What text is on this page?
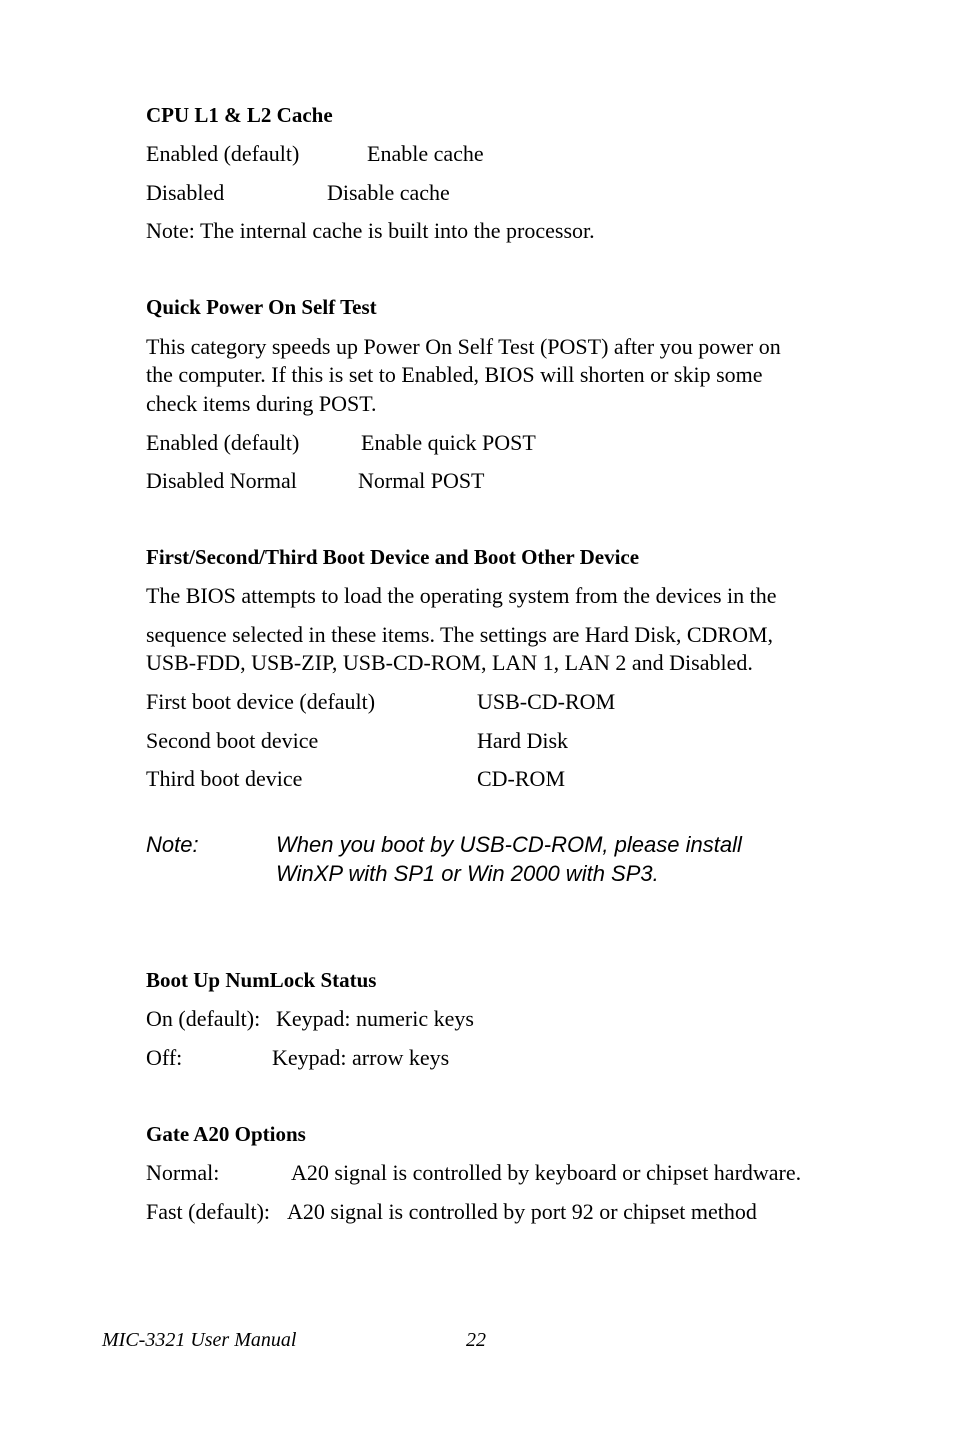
CPU L1 & L2 Cache
Enabled (default)	Enable cache
Disabled	Disable cache
Note: The internal cache is built into the processor.
Quick Power On Self Test
This category speeds up Power On Self Test (POST) after you power on
the computer. If this is set to Enabled, BIOS will shorten or skip some
check items during POST.
Enabled (default)	Enable quick POST
Disabled Normal	Normal POST
First/Second/Third Boot Device and Boot Other Device
The BIOS attempts to load the operating system from the devices in the
sequence selected in these items. The settings are Hard Disk, CDROM,
USB-FDD, USB-ZIP, USB-CD-ROM, LAN 1, LAN 2 and Disabled.
First boot device (default)	USB-CD-ROM
Second boot device	Hard Disk
Third boot device	CD-ROM
Note:	When you boot by USB-CD-ROM, please install
WinXP with SP1 or Win 2000 with SP3.
Boot Up NumLock Status
On (default): Keypad: numeric keys
Off:	Keypad: arrow keys
Gate A20 Options
Normal:	A20 signal is controlled by keyboard or chipset hardware.
Fast (default): A20 signal is controlled by port 92 or chipset method
MIC-3321 User Manual	22
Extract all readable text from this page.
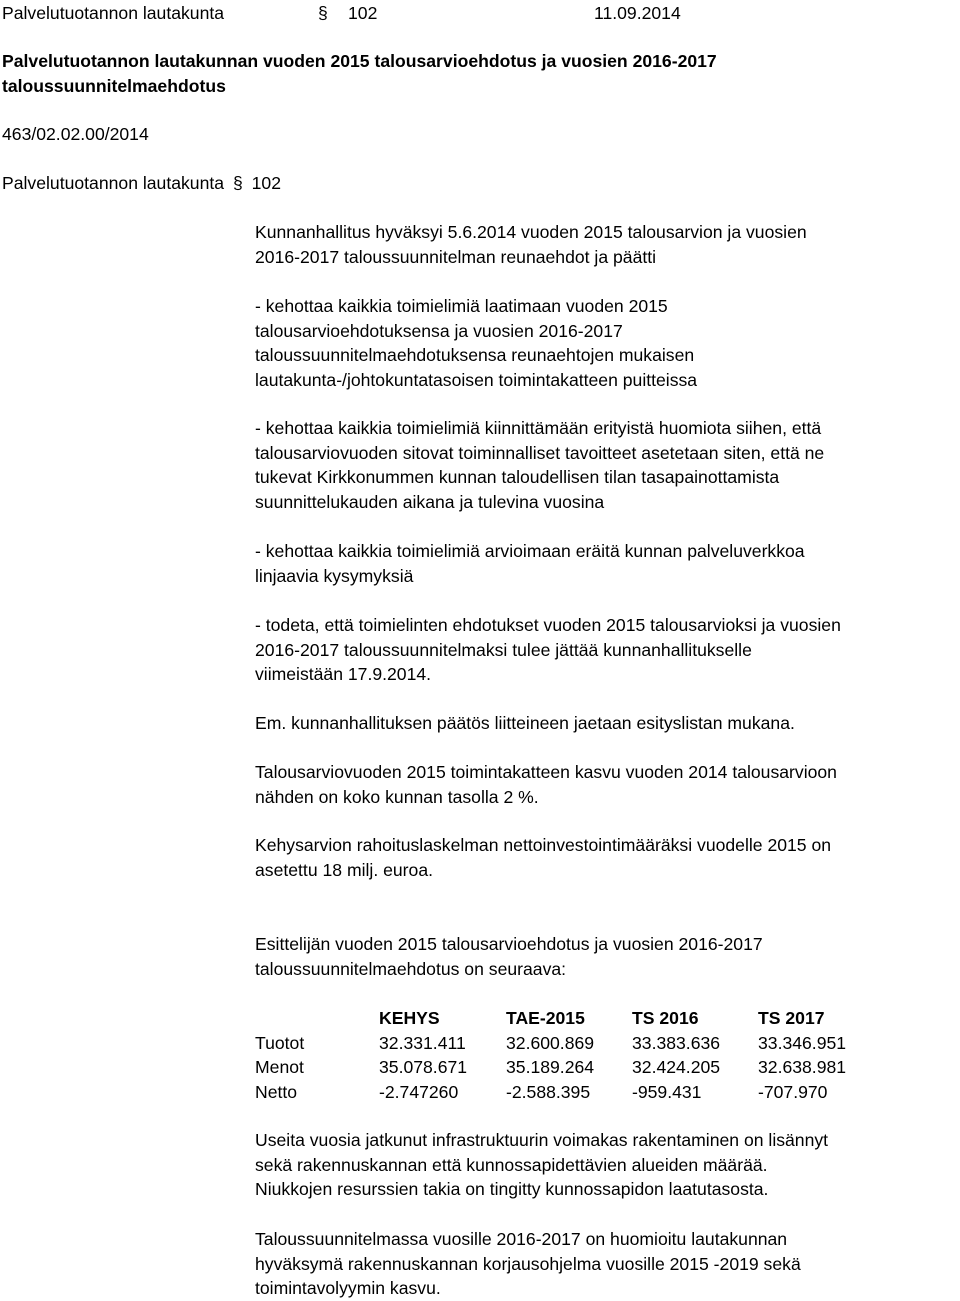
Palvelutuotannon lautakunta	§ 102	11.09.2014
Palvelutuotannon lautakunnan vuoden 2015 talousarvioehdotus ja vuosien 2016-2017
taloussuunnitelmaehdotus
463/02.02.00/2014
Palvelutuotannon lautakunta § 102
Kunnanhallitus hyväksyi 5.6.2014 vuoden 2015 talousarvion ja vuosien
2016-2017 taloussuunnitelman reunaehdot ja päätti
- kehottaa kaikkia toimielimiä laatimaan vuoden 2015
talousarvioehdotuksensa ja vuosien 2016-2017
taloussuunnitelmaehdotuksensa reunaehtojen mukaisen
lautakunta-/johtokuntatasoisen toimintakatteen puitteissa
- kehottaa kaikkia toimielimiä kiinnittämään erityistä huomiota siihen, että
talousarviovuoden sitovat toiminnalliset tavoitteet asetetaan siten, että ne
tukevat Kirkkonummen kunnan taloudellisen tilan tasapainottamista
suunnittelukauden aikana ja tulevina vuosina
- kehottaa kaikkia toimielimiä arvioimaan eräitä kunnan palveluverkkoa
linjaavia kysymyksiä
- todeta, että toimielinten ehdotukset vuoden 2015 talousarvioksi ja vuosien
2016-2017 taloussuunnitelmaksi tulee jättää kunnanhallitukselle
viimeistään 17.9.2014.
Em. kunnanhallituksen päätös liitteineen jaetaan esityslistan mukana.
Talousarviovuoden 2015 toimintakatteen kasvu vuoden 2014 talousarvioon
nähden on koko kunnan tasolla 2 %.
Kehysarvion rahoituslaskelman nettoinvestointimääräksi vuodelle 2015 on
asetettu 18 milj. euroa.
Esittelijän vuoden 2015 talousarvioehdotus ja vuosien 2016-2017
taloussuunnitelmaehdotus on seuraava:
	KEHYS	TAE-2015	TS 2016	TS 2017
Tuotot	32.331.411	32.600.869	33.383.636	33.346.951
Menot	35.078.671	35.189.264	32.424.205	32.638.981
Netto	-2.747260	-2.588.395	-959.431	-707.970
Useita vuosia jatkunut infrastruktuurin voimakas rakentaminen on lisännyt
sekä rakennuskannan että kunnossapidettävien alueiden määrää.
Niukkojen resurssien takia on tingitty kunnossapidon laatutasosta.
Taloussuunnitelmassa vuosille 2016-2017 on huomioitu lautakunnan
hyväksymä rakennuskannan korjausohjelma vuosille 2015 -2019 sekä
toimintavolyymin kasvu.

--- What the task asks ---
Go through the material and select each line with the string "Second" in it.

--- In response ---
First/Second/Third Boot Device and Boot Other Device
Second boot device	Hard Disk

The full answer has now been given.